What you need to do:
Report, as a bare number, how many lines of the entries below contain "JSON".

━━ Given data

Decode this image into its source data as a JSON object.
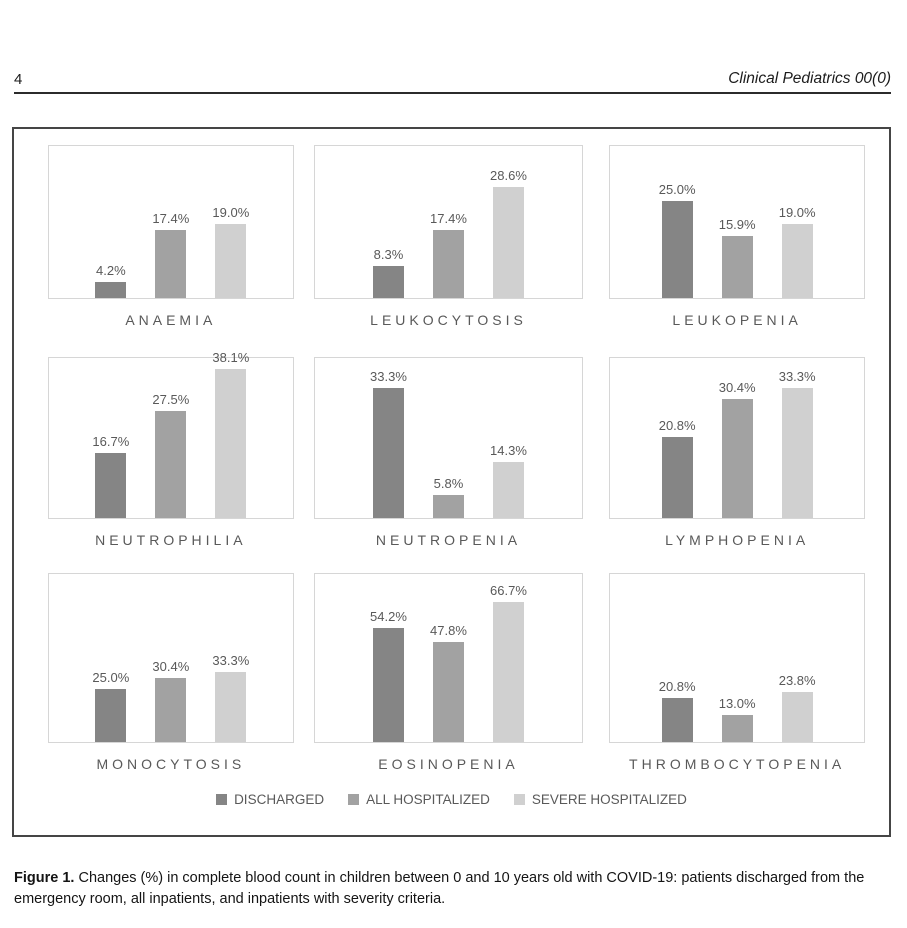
{
  "page": {
    "number": "4",
    "running_head": "Clinical Pediatrics 00(0)"
  },
  "colors": {
    "discharged": "#858585",
    "all_hospitalized": "#a2a2a2",
    "severe_hospitalized": "#d0d0d0",
    "plot_border": "#d6d6d6",
    "label_text": "#595959"
  },
  "legend": {
    "items": [
      {
        "name": "discharged",
        "label": "DISCHARGED",
        "color": "#858585"
      },
      {
        "name": "all-hospitalized",
        "label": "ALL HOSPITALIZED",
        "color": "#a2a2a2"
      },
      {
        "name": "severe-hospitalized",
        "label": "SEVERE HOSPITALIZED",
        "color": "#d0d0d0"
      }
    ]
  },
  "figure_caption": {
    "label": "Figure 1.",
    "text": "Changes (%) in complete blood count in children between 0 and 10 years old with COVID-19: patients discharged from the emergency room, all inpatients, and inpatients with severity criteria."
  },
  "chart_data": [
    {
      "type": "bar",
      "title": "ANAEMIA",
      "series": [
        "DISCHARGED",
        "ALL HOSPITALIZED",
        "SEVERE HOSPITALIZED"
      ],
      "values": [
        4.2,
        17.4,
        19.0
      ],
      "labels": [
        "4.2%",
        "17.4%",
        "19.0%"
      ],
      "ylim": [
        0,
        39
      ],
      "grid": false,
      "legend_position": "bottom-shared"
    },
    {
      "type": "bar",
      "title": "LEUKOCYTOSIS",
      "series": [
        "DISCHARGED",
        "ALL HOSPITALIZED",
        "SEVERE HOSPITALIZED"
      ],
      "values": [
        8.3,
        17.4,
        28.6
      ],
      "labels": [
        "8.3%",
        "17.4%",
        "28.6%"
      ],
      "ylim": [
        0,
        39
      ],
      "grid": false,
      "legend_position": "bottom-shared"
    },
    {
      "type": "bar",
      "title": "LEUKOPENIA",
      "series": [
        "DISCHARGED",
        "ALL HOSPITALIZED",
        "SEVERE HOSPITALIZED"
      ],
      "values": [
        25.0,
        15.9,
        19.0
      ],
      "labels": [
        "25.0%",
        "15.9%",
        "19.0%"
      ],
      "ylim": [
        0,
        39
      ],
      "grid": false,
      "legend_position": "bottom-shared"
    },
    {
      "type": "bar",
      "title": "NEUTROPHILIA",
      "series": [
        "DISCHARGED",
        "ALL HOSPITALIZED",
        "SEVERE HOSPITALIZED"
      ],
      "values": [
        16.7,
        27.5,
        38.1
      ],
      "labels": [
        "16.7%",
        "27.5%",
        "38.1%"
      ],
      "ylim": [
        0,
        41
      ],
      "grid": false,
      "legend_position": "bottom-shared"
    },
    {
      "type": "bar",
      "title": "NEUTROPENIA",
      "series": [
        "DISCHARGED",
        "ALL HOSPITALIZED",
        "SEVERE HOSPITALIZED"
      ],
      "values": [
        33.3,
        5.8,
        14.3
      ],
      "labels": [
        "33.3%",
        "5.8%",
        "14.3%"
      ],
      "ylim": [
        0,
        41
      ],
      "grid": false,
      "legend_position": "bottom-shared"
    },
    {
      "type": "bar",
      "title": "LYMPHOPENIA",
      "series": [
        "DISCHARGED",
        "ALL HOSPITALIZED",
        "SEVERE HOSPITALIZED"
      ],
      "values": [
        20.8,
        30.4,
        33.3
      ],
      "labels": [
        "20.8%",
        "30.4%",
        "33.3%"
      ],
      "ylim": [
        0,
        41
      ],
      "grid": false,
      "legend_position": "bottom-shared"
    },
    {
      "type": "bar",
      "title": "MONOCYTOSIS",
      "series": [
        "DISCHARGED",
        "ALL HOSPITALIZED",
        "SEVERE HOSPITALIZED"
      ],
      "values": [
        25.0,
        30.4,
        33.3
      ],
      "labels": [
        "25.0%",
        "30.4%",
        "33.3%"
      ],
      "ylim": [
        0,
        80
      ],
      "grid": false,
      "legend_position": "bottom-shared"
    },
    {
      "type": "bar",
      "title": "EOSINOPENIA",
      "series": [
        "DISCHARGED",
        "ALL HOSPITALIZED",
        "SEVERE HOSPITALIZED"
      ],
      "values": [
        54.2,
        47.8,
        66.7
      ],
      "labels": [
        "54.2%",
        "47.8%",
        "66.7%"
      ],
      "ylim": [
        0,
        80
      ],
      "grid": false,
      "legend_position": "bottom-shared"
    },
    {
      "type": "bar",
      "title": "THROMBOCYTOPENIA",
      "series": [
        "DISCHARGED",
        "ALL HOSPITALIZED",
        "SEVERE HOSPITALIZED"
      ],
      "values": [
        20.8,
        13.0,
        23.8
      ],
      "labels": [
        "20.8%",
        "13.0%",
        "23.8%"
      ],
      "ylim": [
        0,
        80
      ],
      "grid": false,
      "legend_position": "bottom-shared"
    }
  ]
}
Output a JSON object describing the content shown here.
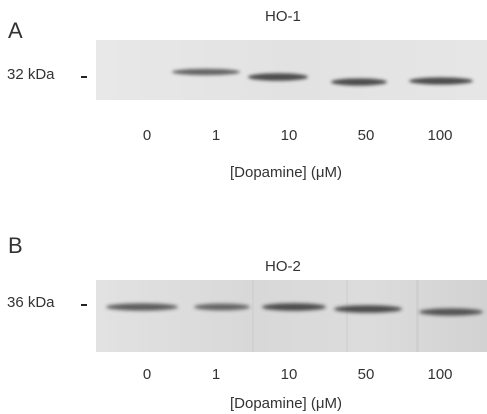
{
  "panels": [
    {
      "letter": "A",
      "protein": "HO-1",
      "mw_marker": "32 kDa",
      "lanes": [
        "0",
        "1",
        "10",
        "50",
        "100"
      ],
      "x_title": "[Dopamine]  (μM)"
    },
    {
      "letter": "B",
      "protein": "HO-2",
      "mw_marker": "36 kDa",
      "lanes": [
        "0",
        "1",
        "10",
        "50",
        "100"
      ],
      "x_title": "[Dopamine]  (μM)"
    }
  ],
  "colors": {
    "blot_a_background": "#e4e4e4",
    "blot_b_background": "#dadada",
    "band": "#3a3a3a"
  }
}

━━━━

Written solution:
2